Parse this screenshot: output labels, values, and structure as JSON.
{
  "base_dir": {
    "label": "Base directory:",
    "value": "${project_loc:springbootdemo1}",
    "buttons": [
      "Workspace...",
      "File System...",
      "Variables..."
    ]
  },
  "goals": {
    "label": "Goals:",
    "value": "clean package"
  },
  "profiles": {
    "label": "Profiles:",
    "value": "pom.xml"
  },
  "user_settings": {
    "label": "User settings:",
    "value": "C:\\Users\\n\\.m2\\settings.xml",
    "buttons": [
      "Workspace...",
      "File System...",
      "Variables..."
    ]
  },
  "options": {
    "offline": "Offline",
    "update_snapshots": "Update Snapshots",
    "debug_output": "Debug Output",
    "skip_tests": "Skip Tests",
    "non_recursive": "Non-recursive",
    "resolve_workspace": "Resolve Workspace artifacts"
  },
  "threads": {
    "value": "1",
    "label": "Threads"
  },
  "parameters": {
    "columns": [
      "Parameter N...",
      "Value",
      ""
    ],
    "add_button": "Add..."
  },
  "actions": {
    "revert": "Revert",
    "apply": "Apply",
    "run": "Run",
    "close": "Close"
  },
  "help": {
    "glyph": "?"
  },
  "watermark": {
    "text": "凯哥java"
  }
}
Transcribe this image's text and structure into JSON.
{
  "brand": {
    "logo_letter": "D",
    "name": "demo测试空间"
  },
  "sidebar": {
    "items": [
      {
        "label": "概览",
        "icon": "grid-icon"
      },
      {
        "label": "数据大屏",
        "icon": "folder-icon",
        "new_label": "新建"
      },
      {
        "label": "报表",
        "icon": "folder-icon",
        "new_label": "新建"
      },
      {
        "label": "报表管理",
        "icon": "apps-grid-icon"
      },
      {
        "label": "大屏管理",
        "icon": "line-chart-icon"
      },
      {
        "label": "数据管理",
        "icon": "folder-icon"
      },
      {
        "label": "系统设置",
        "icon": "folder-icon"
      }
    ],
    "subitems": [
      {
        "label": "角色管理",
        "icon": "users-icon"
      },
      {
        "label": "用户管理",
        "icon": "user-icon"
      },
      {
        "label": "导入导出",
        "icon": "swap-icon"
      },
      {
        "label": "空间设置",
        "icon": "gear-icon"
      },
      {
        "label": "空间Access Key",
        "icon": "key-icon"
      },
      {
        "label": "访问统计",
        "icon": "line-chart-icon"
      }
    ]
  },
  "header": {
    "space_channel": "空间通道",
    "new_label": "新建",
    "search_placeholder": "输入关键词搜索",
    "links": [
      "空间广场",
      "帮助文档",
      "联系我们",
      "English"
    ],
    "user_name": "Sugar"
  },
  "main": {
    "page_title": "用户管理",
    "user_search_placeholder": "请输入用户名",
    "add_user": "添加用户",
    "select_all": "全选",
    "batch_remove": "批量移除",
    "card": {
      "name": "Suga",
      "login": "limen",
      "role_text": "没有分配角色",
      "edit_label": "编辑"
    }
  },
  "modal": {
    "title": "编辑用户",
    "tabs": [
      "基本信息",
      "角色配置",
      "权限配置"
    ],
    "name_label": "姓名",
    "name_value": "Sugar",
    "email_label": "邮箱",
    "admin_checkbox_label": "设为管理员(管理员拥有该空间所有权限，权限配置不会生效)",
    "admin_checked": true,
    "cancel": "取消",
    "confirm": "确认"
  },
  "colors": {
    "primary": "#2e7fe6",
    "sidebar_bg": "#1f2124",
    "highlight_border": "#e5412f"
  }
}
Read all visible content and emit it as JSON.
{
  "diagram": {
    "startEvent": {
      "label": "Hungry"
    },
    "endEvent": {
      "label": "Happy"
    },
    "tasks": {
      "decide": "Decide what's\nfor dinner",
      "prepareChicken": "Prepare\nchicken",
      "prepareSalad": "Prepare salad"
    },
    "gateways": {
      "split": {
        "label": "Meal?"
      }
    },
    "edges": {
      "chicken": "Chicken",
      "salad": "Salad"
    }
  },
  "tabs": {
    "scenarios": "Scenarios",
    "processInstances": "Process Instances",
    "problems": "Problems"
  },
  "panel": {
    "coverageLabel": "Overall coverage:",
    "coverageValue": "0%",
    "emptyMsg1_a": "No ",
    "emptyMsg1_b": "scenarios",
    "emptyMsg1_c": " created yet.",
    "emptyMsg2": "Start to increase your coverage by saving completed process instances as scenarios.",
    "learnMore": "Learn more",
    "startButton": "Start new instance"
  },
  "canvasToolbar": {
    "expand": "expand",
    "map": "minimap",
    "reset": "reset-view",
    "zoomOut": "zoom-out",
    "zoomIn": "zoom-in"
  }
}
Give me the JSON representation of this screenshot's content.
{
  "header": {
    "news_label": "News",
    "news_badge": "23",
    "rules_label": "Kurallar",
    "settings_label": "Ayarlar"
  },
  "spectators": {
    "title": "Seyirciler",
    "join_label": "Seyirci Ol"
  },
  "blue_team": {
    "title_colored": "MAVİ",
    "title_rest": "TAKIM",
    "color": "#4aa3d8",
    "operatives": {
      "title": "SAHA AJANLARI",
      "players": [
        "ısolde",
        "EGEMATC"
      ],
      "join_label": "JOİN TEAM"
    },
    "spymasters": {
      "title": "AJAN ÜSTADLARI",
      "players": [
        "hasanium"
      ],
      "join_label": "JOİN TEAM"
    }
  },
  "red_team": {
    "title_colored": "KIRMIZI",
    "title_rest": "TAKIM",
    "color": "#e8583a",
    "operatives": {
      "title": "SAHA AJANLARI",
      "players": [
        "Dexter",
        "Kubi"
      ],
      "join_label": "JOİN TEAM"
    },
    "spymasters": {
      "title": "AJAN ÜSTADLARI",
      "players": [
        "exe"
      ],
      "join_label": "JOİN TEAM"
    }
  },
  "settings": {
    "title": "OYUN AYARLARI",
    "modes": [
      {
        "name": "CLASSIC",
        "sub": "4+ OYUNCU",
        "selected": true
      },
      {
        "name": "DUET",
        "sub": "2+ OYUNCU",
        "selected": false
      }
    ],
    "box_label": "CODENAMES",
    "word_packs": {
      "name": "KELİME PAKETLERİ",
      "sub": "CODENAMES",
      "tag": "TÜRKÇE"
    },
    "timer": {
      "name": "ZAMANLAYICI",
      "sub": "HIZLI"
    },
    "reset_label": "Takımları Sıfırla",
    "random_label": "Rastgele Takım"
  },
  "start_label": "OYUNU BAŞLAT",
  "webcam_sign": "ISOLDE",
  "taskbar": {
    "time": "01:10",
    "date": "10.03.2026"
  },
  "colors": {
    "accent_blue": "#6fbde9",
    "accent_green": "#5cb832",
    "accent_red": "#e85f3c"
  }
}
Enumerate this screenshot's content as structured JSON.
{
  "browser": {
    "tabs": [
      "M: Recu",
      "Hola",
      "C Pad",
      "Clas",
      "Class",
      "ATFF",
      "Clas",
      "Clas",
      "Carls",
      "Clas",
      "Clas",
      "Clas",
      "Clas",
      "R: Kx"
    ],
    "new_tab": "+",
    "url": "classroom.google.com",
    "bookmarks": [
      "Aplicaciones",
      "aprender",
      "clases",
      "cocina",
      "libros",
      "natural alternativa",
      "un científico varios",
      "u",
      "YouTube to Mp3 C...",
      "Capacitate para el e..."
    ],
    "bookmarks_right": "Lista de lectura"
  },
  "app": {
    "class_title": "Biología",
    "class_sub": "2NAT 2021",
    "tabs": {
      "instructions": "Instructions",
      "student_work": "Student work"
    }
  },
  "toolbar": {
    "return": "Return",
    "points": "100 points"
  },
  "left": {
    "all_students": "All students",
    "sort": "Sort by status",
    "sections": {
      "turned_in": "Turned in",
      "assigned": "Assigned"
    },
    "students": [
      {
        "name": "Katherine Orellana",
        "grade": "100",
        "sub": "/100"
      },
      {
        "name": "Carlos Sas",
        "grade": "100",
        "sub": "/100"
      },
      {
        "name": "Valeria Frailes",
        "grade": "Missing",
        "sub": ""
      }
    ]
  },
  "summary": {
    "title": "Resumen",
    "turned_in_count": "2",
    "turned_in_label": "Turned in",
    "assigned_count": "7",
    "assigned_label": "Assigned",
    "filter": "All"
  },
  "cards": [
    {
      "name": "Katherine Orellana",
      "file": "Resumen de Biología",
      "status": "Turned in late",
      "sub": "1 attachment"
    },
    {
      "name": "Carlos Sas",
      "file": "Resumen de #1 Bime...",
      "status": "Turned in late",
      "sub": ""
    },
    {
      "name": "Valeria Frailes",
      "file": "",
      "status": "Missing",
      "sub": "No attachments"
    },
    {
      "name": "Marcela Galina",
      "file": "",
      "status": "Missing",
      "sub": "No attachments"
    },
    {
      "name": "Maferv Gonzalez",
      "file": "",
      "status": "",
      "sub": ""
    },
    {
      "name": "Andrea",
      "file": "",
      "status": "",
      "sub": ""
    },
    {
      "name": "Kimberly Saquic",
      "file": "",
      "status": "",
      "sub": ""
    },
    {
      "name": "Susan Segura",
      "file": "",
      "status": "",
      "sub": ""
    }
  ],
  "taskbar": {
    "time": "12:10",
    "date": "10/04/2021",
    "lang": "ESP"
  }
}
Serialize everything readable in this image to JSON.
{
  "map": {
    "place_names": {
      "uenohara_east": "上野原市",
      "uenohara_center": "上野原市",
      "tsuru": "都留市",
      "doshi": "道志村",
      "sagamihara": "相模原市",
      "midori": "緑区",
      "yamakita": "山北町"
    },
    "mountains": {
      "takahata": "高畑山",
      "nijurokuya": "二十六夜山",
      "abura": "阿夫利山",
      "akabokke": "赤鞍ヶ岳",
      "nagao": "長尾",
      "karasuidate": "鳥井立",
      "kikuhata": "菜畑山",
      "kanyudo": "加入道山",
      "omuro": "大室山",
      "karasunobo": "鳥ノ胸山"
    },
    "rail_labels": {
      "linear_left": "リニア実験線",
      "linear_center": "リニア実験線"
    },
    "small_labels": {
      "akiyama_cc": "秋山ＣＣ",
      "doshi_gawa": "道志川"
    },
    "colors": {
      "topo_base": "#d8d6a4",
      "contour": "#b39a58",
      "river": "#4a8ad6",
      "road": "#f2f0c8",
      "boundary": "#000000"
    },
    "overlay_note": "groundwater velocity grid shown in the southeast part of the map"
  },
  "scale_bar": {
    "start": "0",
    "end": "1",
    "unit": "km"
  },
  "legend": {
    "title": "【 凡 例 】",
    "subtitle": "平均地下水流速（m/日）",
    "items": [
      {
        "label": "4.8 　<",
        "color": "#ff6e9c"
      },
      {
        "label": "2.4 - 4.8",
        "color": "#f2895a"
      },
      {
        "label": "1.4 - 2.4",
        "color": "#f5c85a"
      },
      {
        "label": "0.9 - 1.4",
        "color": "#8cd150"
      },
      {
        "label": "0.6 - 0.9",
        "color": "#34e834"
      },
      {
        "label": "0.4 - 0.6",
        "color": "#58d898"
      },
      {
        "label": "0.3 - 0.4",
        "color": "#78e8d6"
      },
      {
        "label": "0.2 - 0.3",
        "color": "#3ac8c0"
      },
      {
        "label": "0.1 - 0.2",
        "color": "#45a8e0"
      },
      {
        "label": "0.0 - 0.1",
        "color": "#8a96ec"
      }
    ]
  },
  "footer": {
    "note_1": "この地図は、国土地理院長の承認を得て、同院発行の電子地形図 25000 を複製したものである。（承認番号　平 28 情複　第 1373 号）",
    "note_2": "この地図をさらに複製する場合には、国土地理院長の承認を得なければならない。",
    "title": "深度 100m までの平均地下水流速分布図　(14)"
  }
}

▶ [Your task]:
Sift through the entries and copy every line with "Katherine".

▶ [Full answer]:
        "name": "Katherine Orellana",
      "name": "Katherine Orellana",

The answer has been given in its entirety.